▸ Task: Return, word for word, the part that opens with the line containing "Segment this chart: for" and closes with the line containing "x-tick-label: 20 bbox=[414, 426, 428, 436]", both of those lines included. Leave the pictures out of your answer.

▸ Data records:

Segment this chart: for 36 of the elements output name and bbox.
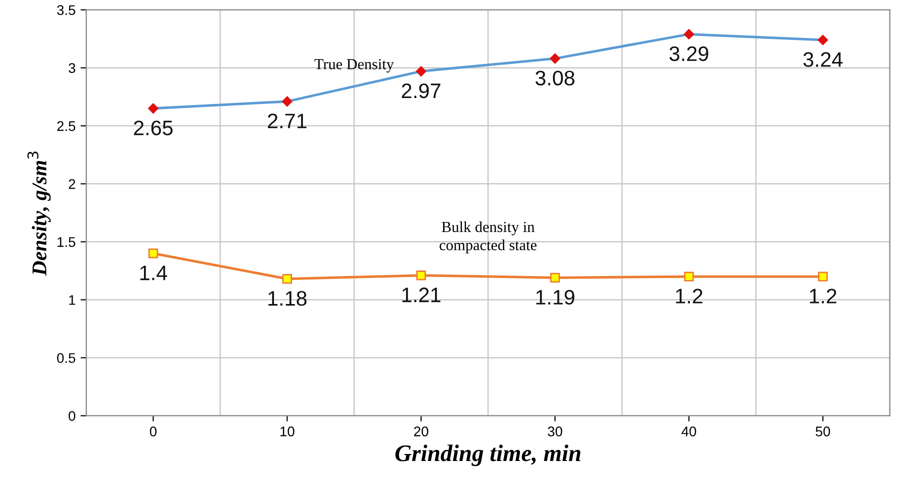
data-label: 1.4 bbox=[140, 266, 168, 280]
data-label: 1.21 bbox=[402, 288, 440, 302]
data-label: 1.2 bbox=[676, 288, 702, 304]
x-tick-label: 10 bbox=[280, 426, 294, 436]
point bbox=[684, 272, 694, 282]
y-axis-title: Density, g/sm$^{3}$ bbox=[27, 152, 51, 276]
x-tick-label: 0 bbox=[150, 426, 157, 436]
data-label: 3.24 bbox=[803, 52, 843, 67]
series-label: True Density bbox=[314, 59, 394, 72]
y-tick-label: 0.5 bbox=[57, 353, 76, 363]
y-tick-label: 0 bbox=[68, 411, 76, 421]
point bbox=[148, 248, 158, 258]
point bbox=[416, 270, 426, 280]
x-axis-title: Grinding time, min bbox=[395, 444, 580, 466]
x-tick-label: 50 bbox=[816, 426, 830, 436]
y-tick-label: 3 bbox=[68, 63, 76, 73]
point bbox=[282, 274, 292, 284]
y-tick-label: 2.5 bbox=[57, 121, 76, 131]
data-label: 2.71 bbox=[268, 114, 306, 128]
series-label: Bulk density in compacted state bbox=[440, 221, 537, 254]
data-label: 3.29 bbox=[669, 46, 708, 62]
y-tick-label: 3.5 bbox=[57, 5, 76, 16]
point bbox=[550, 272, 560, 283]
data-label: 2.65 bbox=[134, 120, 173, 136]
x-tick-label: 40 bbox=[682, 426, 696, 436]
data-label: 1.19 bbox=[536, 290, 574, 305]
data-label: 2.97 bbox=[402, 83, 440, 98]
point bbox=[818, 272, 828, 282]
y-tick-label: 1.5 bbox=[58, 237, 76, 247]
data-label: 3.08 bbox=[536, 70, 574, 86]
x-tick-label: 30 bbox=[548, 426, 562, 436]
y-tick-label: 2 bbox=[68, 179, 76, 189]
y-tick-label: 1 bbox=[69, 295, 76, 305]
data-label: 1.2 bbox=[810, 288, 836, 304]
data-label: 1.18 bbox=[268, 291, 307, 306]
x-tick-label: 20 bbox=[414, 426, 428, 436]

---

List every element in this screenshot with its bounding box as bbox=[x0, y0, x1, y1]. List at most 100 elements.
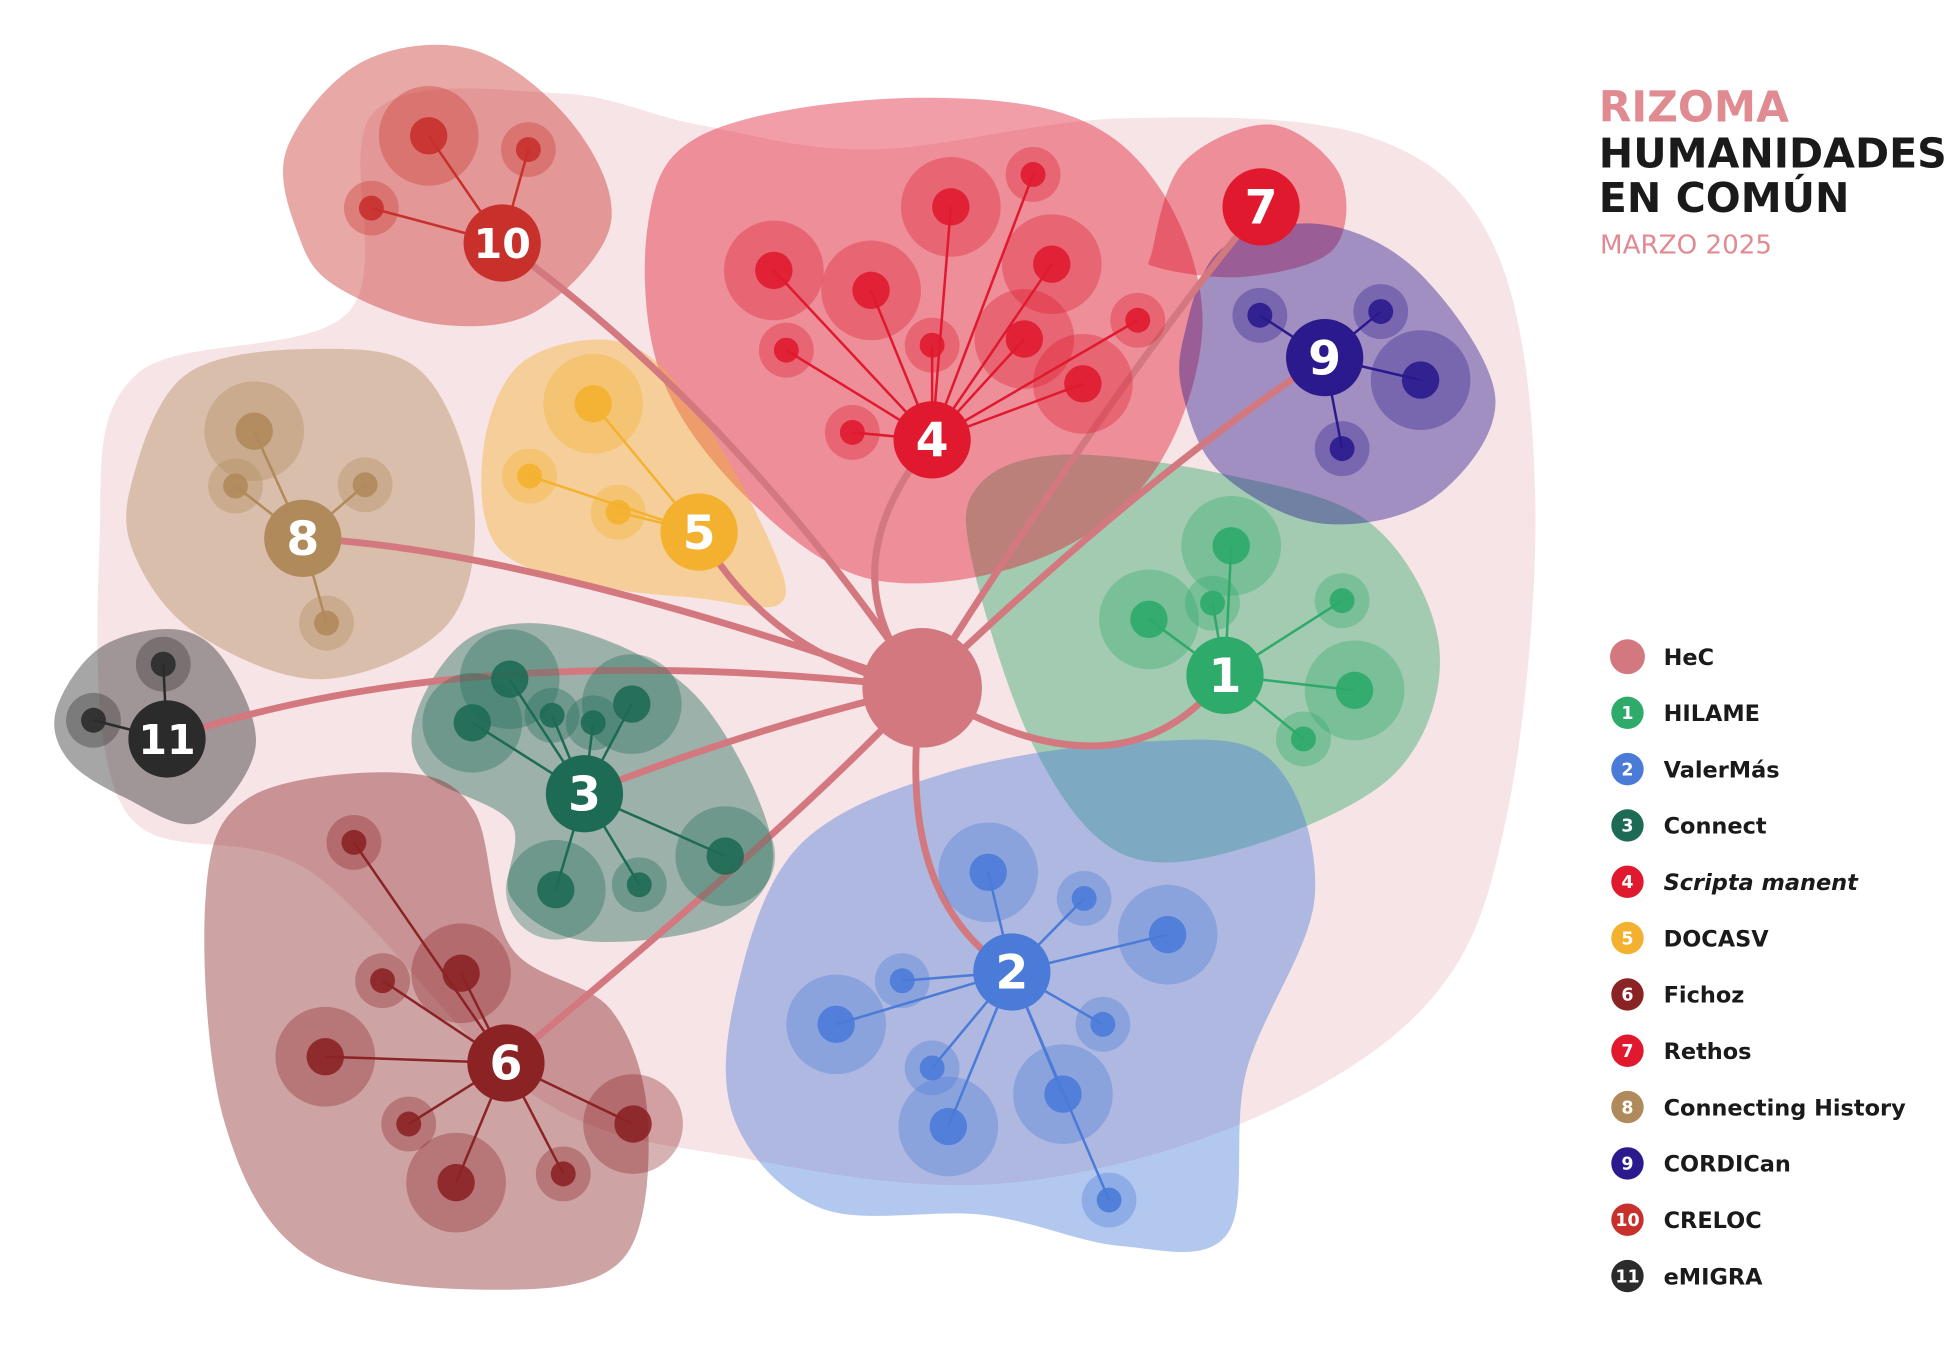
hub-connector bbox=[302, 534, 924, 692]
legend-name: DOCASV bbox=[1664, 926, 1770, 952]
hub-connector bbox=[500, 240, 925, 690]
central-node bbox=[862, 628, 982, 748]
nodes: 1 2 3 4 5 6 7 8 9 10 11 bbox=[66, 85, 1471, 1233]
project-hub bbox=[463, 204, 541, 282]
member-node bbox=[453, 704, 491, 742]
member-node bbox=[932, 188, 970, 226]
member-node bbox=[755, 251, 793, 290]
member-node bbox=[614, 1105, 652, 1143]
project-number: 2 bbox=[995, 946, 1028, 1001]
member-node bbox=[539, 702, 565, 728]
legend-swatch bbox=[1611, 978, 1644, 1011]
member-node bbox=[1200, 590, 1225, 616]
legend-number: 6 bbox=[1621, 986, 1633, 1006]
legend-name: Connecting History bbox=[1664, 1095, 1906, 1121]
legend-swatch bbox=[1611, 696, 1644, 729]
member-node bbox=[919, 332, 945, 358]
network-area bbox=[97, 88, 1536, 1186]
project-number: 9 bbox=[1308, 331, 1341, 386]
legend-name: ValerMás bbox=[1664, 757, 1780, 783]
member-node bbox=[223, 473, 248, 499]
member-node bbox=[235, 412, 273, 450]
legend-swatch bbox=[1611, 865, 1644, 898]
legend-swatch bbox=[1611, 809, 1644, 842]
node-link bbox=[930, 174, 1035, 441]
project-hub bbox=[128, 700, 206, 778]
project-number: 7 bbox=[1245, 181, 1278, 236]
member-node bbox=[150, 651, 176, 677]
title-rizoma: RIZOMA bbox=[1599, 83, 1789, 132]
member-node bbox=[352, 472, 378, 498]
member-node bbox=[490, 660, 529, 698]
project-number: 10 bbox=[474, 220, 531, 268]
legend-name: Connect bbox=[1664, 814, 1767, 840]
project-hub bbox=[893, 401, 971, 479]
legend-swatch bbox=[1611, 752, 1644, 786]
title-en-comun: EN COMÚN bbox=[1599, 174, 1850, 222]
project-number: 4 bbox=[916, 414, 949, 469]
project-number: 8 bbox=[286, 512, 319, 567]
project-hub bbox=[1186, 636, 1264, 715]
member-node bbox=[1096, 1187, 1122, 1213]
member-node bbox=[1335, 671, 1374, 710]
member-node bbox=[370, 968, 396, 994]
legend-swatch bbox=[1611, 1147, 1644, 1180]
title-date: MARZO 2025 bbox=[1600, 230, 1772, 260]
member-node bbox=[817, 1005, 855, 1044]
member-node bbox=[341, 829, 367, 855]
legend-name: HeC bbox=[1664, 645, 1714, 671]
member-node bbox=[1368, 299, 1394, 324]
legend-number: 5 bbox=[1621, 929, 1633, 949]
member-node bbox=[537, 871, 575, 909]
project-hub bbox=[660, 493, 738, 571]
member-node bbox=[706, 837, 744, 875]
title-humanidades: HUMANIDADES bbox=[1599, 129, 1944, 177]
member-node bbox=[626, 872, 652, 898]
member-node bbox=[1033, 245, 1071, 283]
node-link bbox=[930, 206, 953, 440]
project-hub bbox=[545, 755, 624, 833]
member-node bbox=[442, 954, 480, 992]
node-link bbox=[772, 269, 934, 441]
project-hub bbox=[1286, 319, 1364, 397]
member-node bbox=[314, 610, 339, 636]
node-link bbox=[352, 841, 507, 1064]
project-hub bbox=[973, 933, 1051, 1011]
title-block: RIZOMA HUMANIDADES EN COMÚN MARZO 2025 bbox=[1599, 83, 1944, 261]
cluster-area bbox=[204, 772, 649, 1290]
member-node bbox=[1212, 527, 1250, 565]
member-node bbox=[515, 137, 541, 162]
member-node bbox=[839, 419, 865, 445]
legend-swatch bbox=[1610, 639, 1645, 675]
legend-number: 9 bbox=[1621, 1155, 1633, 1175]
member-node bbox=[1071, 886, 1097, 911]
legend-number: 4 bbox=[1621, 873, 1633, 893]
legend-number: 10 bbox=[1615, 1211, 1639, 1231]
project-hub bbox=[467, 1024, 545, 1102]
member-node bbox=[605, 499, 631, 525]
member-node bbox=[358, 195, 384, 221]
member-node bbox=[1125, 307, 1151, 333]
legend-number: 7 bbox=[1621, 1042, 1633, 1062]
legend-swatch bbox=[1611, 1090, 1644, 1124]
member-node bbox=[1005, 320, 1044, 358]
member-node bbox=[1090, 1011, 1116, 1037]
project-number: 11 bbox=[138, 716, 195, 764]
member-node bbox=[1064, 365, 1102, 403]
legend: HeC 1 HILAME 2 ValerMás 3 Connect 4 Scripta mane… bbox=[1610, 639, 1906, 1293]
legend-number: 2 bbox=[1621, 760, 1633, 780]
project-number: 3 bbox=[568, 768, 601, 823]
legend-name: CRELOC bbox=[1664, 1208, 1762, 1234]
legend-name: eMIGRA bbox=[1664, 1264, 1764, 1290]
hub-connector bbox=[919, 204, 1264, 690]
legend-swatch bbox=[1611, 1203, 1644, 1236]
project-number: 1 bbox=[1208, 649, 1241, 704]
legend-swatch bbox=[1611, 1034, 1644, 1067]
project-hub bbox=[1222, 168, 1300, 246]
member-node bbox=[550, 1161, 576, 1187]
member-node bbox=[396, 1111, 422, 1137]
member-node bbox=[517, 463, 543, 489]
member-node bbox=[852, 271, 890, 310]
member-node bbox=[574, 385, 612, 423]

▸ Reply to the task:
Segment this chart: for 36 of the elements output name and bbox.
data-label: 1.4 bbox=[140, 266, 168, 280]
data-label: 1.21 bbox=[402, 288, 440, 302]
data-label: 1.2 bbox=[676, 288, 702, 304]
x-tick-label: 10 bbox=[280, 426, 294, 436]
point bbox=[684, 272, 694, 282]
y-axis-title: Density, g/sm$^{3}$ bbox=[27, 152, 51, 276]
x-tick-label: 0 bbox=[150, 426, 157, 436]
data-label: 3.24 bbox=[803, 52, 843, 67]
series-label: True Density bbox=[314, 59, 394, 72]
y-tick-label: 0.5 bbox=[57, 353, 76, 363]
y-tick-label: 0 bbox=[68, 411, 76, 421]
point bbox=[148, 248, 158, 258]
point bbox=[416, 270, 426, 280]
x-axis-title: Grinding time, min bbox=[395, 444, 580, 466]
x-tick-label: 50 bbox=[816, 426, 830, 436]
y-tick-label: 3 bbox=[68, 63, 76, 73]
point bbox=[282, 274, 292, 284]
y-tick-label: 2.5 bbox=[57, 121, 76, 131]
data-label: 2.71 bbox=[268, 114, 306, 128]
series-label: Bulk density in compacted state bbox=[440, 221, 537, 254]
data-label: 3.29 bbox=[669, 46, 708, 62]
y-tick-label: 3.5 bbox=[57, 5, 76, 16]
point bbox=[550, 272, 560, 283]
data-label: 2.65 bbox=[134, 120, 173, 136]
x-tick-label: 40 bbox=[682, 426, 696, 436]
data-label: 1.19 bbox=[536, 290, 574, 305]
data-label: 2.97 bbox=[402, 83, 440, 98]
point bbox=[818, 272, 828, 282]
y-tick-label: 1.5 bbox=[58, 237, 76, 247]
data-label: 3.08 bbox=[536, 70, 574, 86]
x-tick-label: 30 bbox=[548, 426, 562, 436]
y-tick-label: 2 bbox=[68, 179, 76, 189]
y-tick-label: 1 bbox=[69, 295, 76, 305]
data-label: 1.2 bbox=[810, 288, 836, 304]
data-label: 1.18 bbox=[268, 291, 307, 306]
x-tick-label: 20 bbox=[414, 426, 428, 436]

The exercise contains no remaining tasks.